◆ **WHAT YOU ARE ASKED TO DO**
Return only the count of lines in which the word "colors" appears.

··· GIVEN RECORDS ···

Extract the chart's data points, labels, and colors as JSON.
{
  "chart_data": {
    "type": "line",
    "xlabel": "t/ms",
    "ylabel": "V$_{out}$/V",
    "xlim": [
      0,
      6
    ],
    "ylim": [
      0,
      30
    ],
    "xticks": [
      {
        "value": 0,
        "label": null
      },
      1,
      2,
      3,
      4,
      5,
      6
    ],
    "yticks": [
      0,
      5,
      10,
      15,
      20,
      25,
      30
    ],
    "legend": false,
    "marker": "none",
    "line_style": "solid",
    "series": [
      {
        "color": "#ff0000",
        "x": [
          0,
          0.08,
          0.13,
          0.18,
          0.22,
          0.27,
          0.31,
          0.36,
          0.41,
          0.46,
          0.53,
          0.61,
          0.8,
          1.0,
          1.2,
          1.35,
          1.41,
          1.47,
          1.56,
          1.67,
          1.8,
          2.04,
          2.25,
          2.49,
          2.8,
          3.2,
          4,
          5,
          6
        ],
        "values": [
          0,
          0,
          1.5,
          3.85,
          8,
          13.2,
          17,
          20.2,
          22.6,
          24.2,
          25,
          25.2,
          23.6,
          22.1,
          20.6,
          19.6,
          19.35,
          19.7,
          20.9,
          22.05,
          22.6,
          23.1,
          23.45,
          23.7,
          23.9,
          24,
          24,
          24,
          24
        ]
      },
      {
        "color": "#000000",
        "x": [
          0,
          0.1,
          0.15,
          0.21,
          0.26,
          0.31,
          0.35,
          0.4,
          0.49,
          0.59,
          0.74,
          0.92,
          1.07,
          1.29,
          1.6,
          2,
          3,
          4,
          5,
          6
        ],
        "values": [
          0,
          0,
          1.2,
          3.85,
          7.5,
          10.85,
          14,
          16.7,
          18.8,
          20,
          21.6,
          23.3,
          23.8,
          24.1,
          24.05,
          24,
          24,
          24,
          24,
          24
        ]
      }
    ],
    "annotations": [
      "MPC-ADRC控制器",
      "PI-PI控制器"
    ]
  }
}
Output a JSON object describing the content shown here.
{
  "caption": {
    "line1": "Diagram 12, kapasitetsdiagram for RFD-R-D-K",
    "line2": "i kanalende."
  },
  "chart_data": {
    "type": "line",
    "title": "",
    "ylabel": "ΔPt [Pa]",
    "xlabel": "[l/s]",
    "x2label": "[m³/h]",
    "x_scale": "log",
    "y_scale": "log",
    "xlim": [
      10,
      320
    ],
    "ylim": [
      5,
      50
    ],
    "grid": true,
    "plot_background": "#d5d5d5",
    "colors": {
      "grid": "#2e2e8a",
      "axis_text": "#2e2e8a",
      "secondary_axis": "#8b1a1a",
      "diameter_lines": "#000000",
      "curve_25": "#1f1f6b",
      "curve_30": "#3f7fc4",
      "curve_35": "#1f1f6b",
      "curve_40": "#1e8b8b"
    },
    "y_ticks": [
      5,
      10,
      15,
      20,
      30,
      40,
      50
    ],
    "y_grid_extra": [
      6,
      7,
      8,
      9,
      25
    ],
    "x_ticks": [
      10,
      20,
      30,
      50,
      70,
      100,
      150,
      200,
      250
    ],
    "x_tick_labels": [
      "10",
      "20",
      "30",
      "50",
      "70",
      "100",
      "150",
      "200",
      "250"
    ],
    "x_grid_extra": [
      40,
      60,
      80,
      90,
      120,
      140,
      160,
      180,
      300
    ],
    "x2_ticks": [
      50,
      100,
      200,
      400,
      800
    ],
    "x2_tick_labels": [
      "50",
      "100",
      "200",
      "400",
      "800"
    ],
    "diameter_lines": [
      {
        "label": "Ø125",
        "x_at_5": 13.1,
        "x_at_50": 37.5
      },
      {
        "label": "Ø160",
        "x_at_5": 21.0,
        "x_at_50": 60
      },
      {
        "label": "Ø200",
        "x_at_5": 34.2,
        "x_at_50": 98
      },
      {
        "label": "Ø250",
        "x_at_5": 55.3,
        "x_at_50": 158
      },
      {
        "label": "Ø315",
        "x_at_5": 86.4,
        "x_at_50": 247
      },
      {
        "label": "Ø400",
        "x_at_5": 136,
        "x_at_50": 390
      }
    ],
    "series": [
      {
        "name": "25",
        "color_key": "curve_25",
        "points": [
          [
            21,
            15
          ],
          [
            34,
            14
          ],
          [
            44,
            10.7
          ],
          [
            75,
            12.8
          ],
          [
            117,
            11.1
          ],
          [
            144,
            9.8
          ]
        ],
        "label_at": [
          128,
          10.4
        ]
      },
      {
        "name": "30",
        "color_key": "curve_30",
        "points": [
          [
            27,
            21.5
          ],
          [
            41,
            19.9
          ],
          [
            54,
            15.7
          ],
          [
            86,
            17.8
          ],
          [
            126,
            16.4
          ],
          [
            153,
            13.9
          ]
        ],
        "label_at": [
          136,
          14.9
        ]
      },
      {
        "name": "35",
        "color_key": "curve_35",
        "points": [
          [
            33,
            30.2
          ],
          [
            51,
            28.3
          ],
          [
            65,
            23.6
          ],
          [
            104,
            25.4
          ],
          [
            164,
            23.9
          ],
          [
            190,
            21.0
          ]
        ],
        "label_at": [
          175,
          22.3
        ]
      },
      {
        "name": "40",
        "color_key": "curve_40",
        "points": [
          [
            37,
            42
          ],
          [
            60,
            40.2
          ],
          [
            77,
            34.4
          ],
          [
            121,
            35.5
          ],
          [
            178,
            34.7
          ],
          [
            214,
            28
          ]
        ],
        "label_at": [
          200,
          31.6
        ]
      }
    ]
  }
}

···

◆ **TASK RESPONSE**
2